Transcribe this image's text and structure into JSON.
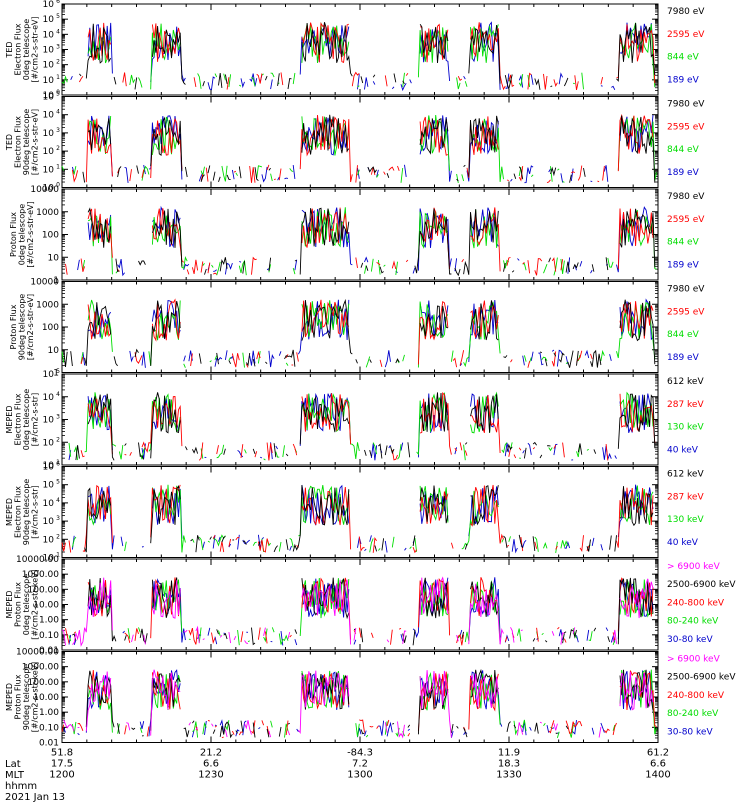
{
  "chart_data": [
    {
      "type": "line",
      "ylabel_lines": [
        "TED",
        "Electron Flux",
        "0deg telescope",
        "[#/cm2-s-str-eV]"
      ],
      "yscale": "log",
      "ylim": [
        1,
        1000000
      ],
      "ytick_labels": [
        "10^0",
        "10^1",
        "10^2",
        "10^3",
        "10^4",
        "10^5",
        "10^6"
      ],
      "series": [
        {
          "name": "7980 eV",
          "color": "#000000"
        },
        {
          "name": "2595 eV",
          "color": "#ff0000"
        },
        {
          "name": "844 eV",
          "color": "#00dd00"
        },
        {
          "name": "189 eV",
          "color": "#0000cc"
        }
      ]
    },
    {
      "type": "line",
      "ylabel_lines": [
        "TED",
        "Electron Flux",
        "90deg telescope",
        "[#/cm2-s-str-eV]"
      ],
      "yscale": "log",
      "ylim": [
        1,
        100000
      ],
      "ytick_labels": [
        "10^0",
        "10^1",
        "10^2",
        "10^3",
        "10^4",
        "10^5"
      ],
      "series": [
        {
          "name": "7980 eV",
          "color": "#000000"
        },
        {
          "name": "2595 eV",
          "color": "#ff0000"
        },
        {
          "name": "844 eV",
          "color": "#00dd00"
        },
        {
          "name": "189 eV",
          "color": "#0000cc"
        }
      ]
    },
    {
      "type": "line",
      "ylabel_lines": [
        "Proton Flux",
        "0deg telescope",
        "[#/cm2-s-str-eV]"
      ],
      "yscale": "log",
      "ylim": [
        1,
        10000
      ],
      "ytick_labels": [
        "1",
        "10",
        "100",
        "1000",
        "10000"
      ],
      "series": [
        {
          "name": "7980 eV",
          "color": "#000000"
        },
        {
          "name": "2595 eV",
          "color": "#ff0000"
        },
        {
          "name": "844 eV",
          "color": "#00dd00"
        },
        {
          "name": "189 eV",
          "color": "#0000cc"
        }
      ]
    },
    {
      "type": "line",
      "ylabel_lines": [
        "Proton Flux",
        "90deg telescope",
        "[#/cm2-s-str-eV]"
      ],
      "yscale": "log",
      "ylim": [
        1,
        10000
      ],
      "ytick_labels": [
        "1",
        "10",
        "100",
        "1000",
        "10000"
      ],
      "series": [
        {
          "name": "7980 eV",
          "color": "#000000"
        },
        {
          "name": "2595 eV",
          "color": "#ff0000"
        },
        {
          "name": "844 eV",
          "color": "#00dd00"
        },
        {
          "name": "189 eV",
          "color": "#0000cc"
        }
      ]
    },
    {
      "type": "line",
      "ylabel_lines": [
        "MEPED",
        "Electron Flux",
        "0deg telescope",
        "[#/cm2-s-str]"
      ],
      "yscale": "log",
      "ylim": [
        10,
        100000
      ],
      "ytick_labels": [
        "10^1",
        "10^2",
        "10^3",
        "10^4",
        "10^5"
      ],
      "series": [
        {
          "name": "612 keV",
          "color": "#000000"
        },
        {
          "name": "287 keV",
          "color": "#ff0000"
        },
        {
          "name": "130 keV",
          "color": "#00dd00"
        },
        {
          "name": "40 keV",
          "color": "#0000cc"
        }
      ]
    },
    {
      "type": "line",
      "ylabel_lines": [
        "MEPED",
        "Electron Flux",
        "90deg telescope",
        "[#/cm2-s-str]"
      ],
      "yscale": "log",
      "ylim": [
        10,
        1000000
      ],
      "ytick_labels": [
        "10^1",
        "10^2",
        "10^3",
        "10^4",
        "10^5",
        "10^6"
      ],
      "series": [
        {
          "name": "612 keV",
          "color": "#000000"
        },
        {
          "name": "287 keV",
          "color": "#ff0000"
        },
        {
          "name": "130 keV",
          "color": "#00dd00"
        },
        {
          "name": "40 keV",
          "color": "#0000cc"
        }
      ]
    },
    {
      "type": "line",
      "ylabel_lines": [
        "MEPED",
        "Proton Flux",
        "0deg telescope",
        "[#/cm2-s-str-keV]"
      ],
      "yscale": "log",
      "ylim": [
        0.01,
        10000
      ],
      "ytick_labels": [
        "0.01",
        "0.10",
        "1.00",
        "10.00",
        "100.00",
        "1000.00",
        "10000.00"
      ],
      "series": [
        {
          "name": "> 6900 keV",
          "color": "#ff00ff"
        },
        {
          "name": "2500-6900 keV",
          "color": "#000000"
        },
        {
          "name": "240-800 keV",
          "color": "#ff0000"
        },
        {
          "name": "80-240 keV",
          "color": "#00dd00"
        },
        {
          "name": "30-80 keV",
          "color": "#0000cc"
        }
      ]
    },
    {
      "type": "line",
      "ylabel_lines": [
        "MEPED",
        "Proton Flux",
        "90deg telescope",
        "[#/cm2-s-str-keV]"
      ],
      "yscale": "log",
      "ylim": [
        0.01,
        10000
      ],
      "ytick_labels": [
        "0.01",
        "0.10",
        "1.00",
        "10.00",
        "100.00",
        "1000.00",
        "10000.00"
      ],
      "series": [
        {
          "name": "> 6900 keV",
          "color": "#ff00ff"
        },
        {
          "name": "2500-6900 keV",
          "color": "#000000"
        },
        {
          "name": "240-800 keV",
          "color": "#ff0000"
        },
        {
          "name": "80-240 keV",
          "color": "#00dd00"
        },
        {
          "name": "30-80 keV",
          "color": "#0000cc"
        }
      ]
    }
  ],
  "xaxis": {
    "ticks": [
      {
        "time": "12:00",
        "lat": "51.8",
        "mlt": "17.5",
        "hhmm": "1200"
      },
      {
        "time": "12:30",
        "lat": "21.2",
        "mlt": "6.6",
        "hhmm": "1230"
      },
      {
        "time": "13:00",
        "lat": "-84.3",
        "mlt": "7.2",
        "hhmm": "1300"
      },
      {
        "time": "13:30",
        "lat": "11.9",
        "mlt": "18.3",
        "hhmm": "1330"
      },
      {
        "time": "14:00",
        "lat": "61.2",
        "mlt": "6.6",
        "hhmm": "1400"
      }
    ],
    "row_labels": [
      "Lat",
      "MLT",
      "hhmm"
    ],
    "date": "2021 Jan 13"
  },
  "footer": {
    "lat_label": "Lat",
    "mlt_label": "MLT",
    "hhmm_label": "hhmm",
    "date": "2021 Jan 13"
  }
}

+++

### What to produce
Retype the whole listing, keeping every line identical and omitting all pictures.

### Result of the exercise
Transcribe this image's text and structure into JSON.
{
  "chart_data": [
    {
      "type": "line",
      "ylabel_lines": [
        "TED",
        "Electron Flux",
        "0deg telescope",
        "[#/cm2-s-str-eV]"
      ],
      "yscale": "log",
      "ylim": [
        1,
        1000000
      ],
      "ytick_labels": [
        "10^0",
        "10^1",
        "10^2",
        "10^3",
        "10^4",
        "10^5",
        "10^6"
      ],
      "series": [
        {
          "name": "7980 eV",
          "color": "#000000"
        },
        {
          "name": "2595 eV",
          "color": "#ff0000"
        },
        {
          "name": "844 eV",
          "color": "#00dd00"
        },
        {
          "name": "189 eV",
          "color": "#0000cc"
        }
      ]
    },
    {
      "type": "line",
      "ylabel_lines": [
        "TED",
        "Electron Flux",
        "90deg telescope",
        "[#/cm2-s-str-eV]"
      ],
      "yscale": "log",
      "ylim": [
        1,
        100000
      ],
      "ytick_labels": [
        "10^0",
        "10^1",
        "10^2",
        "10^3",
        "10^4",
        "10^5"
      ],
      "series": [
        {
          "name": "7980 eV",
          "color": "#000000"
        },
        {
          "name": "2595 eV",
          "color": "#ff0000"
        },
        {
          "name": "844 eV",
          "color": "#00dd00"
        },
        {
          "name": "189 eV",
          "color": "#0000cc"
        }
      ]
    },
    {
      "type": "line",
      "ylabel_lines": [
        "Proton Flux",
        "0deg telescope",
        "[#/cm2-s-str-eV]"
      ],
      "yscale": "log",
      "ylim": [
        1,
        10000
      ],
      "ytick_labels": [
        "1",
        "10",
        "100",
        "1000",
        "10000"
      ],
      "series": [
        {
          "name": "7980 eV",
          "color": "#000000"
        },
        {
          "name": "2595 eV",
          "color": "#ff0000"
        },
        {
          "name": "844 eV",
          "color": "#00dd00"
        },
        {
          "name": "189 eV",
          "color": "#0000cc"
        }
      ]
    },
    {
      "type": "line",
      "ylabel_lines": [
        "Proton Flux",
        "90deg telescope",
        "[#/cm2-s-str-eV]"
      ],
      "yscale": "log",
      "ylim": [
        1,
        10000
      ],
      "ytick_labels": [
        "1",
        "10",
        "100",
        "1000",
        "10000"
      ],
      "series": [
        {
          "name": "7980 eV",
          "color": "#000000"
        },
        {
          "name": "2595 eV",
          "color": "#ff0000"
        },
        {
          "name": "844 eV",
          "color": "#00dd00"
        },
        {
          "name": "189 eV",
          "color": "#0000cc"
        }
      ]
    },
    {
      "type": "line",
      "ylabel_lines": [
        "MEPED",
        "Electron Flux",
        "0deg telescope",
        "[#/cm2-s-str]"
      ],
      "yscale": "log",
      "ylim": [
        10,
        100000
      ],
      "ytick_labels": [
        "10^1",
        "10^2",
        "10^3",
        "10^4",
        "10^5"
      ],
      "series": [
        {
          "name": "612 keV",
          "color": "#000000"
        },
        {
          "name": "287 keV",
          "color": "#ff0000"
        },
        {
          "name": "130 keV",
          "color": "#00dd00"
        },
        {
          "name": "40 keV",
          "color": "#0000cc"
        }
      ]
    },
    {
      "type": "line",
      "ylabel_lines": [
        "MEPED",
        "Electron Flux",
        "90deg telescope",
        "[#/cm2-s-str]"
      ],
      "yscale": "log",
      "ylim": [
        10,
        1000000
      ],
      "ytick_labels": [
        "10^1",
        "10^2",
        "10^3",
        "10^4",
        "10^5",
        "10^6"
      ],
      "series": [
        {
          "name": "612 keV",
          "color": "#000000"
        },
        {
          "name": "287 keV",
          "color": "#ff0000"
        },
        {
          "name": "130 keV",
          "color": "#00dd00"
        },
        {
          "name": "40 keV",
          "color": "#0000cc"
        }
      ]
    },
    {
      "type": "line",
      "ylabel_lines": [
        "MEPED",
        "Proton Flux",
        "0deg telescope",
        "[#/cm2-s-str-keV]"
      ],
      "yscale": "log",
      "ylim": [
        0.01,
        10000
      ],
      "ytick_labels": [
        "0.01",
        "0.10",
        "1.00",
        "10.00",
        "100.00",
        "1000.00",
        "10000.00"
      ],
      "series": [
        {
          "name": "> 6900 keV",
          "color": "#ff00ff"
        },
        {
          "name": "2500-6900 keV",
          "color": "#000000"
        },
        {
          "name": "240-800 keV",
          "color": "#ff0000"
        },
        {
          "name": "80-240 keV",
          "color": "#00dd00"
        },
        {
          "name": "30-80 keV",
          "color": "#0000cc"
        }
      ]
    },
    {
      "type": "line",
      "ylabel_lines": [
        "MEPED",
        "Proton Flux",
        "90deg telescope",
        "[#/cm2-s-str-keV]"
      ],
      "yscale": "log",
      "ylim": [
        0.01,
        10000
      ],
      "ytick_labels": [
        "0.01",
        "0.10",
        "1.00",
        "10.00",
        "100.00",
        "1000.00",
        "10000.00"
      ],
      "series": [
        {
          "name": "> 6900 keV",
          "color": "#ff00ff"
        },
        {
          "name": "2500-6900 keV",
          "color": "#000000"
        },
        {
          "name": "240-800 keV",
          "color": "#ff0000"
        },
        {
          "name": "80-240 keV",
          "color": "#00dd00"
        },
        {
          "name": "30-80 keV",
          "color": "#0000cc"
        }
      ]
    }
  ],
  "xaxis": {
    "ticks": [
      {
        "time": "12:00",
        "lat": "51.8",
        "mlt": "17.5",
        "hhmm": "1200"
      },
      {
        "time": "12:30",
        "lat": "21.2",
        "mlt": "6.6",
        "hhmm": "1230"
      },
      {
        "time": "13:00",
        "lat": "-84.3",
        "mlt": "7.2",
        "hhmm": "1300"
      },
      {
        "time": "13:30",
        "lat": "11.9",
        "mlt": "18.3",
        "hhmm": "1330"
      },
      {
        "time": "14:00",
        "lat": "61.2",
        "mlt": "6.6",
        "hhmm": "1400"
      }
    ],
    "row_labels": [
      "Lat",
      "MLT",
      "hhmm"
    ],
    "date": "2021 Jan 13"
  },
  "footer": {
    "lat_label": "Lat",
    "mlt_label": "MLT",
    "hhmm_label": "hhmm",
    "date": "2021 Jan 13"
  }
}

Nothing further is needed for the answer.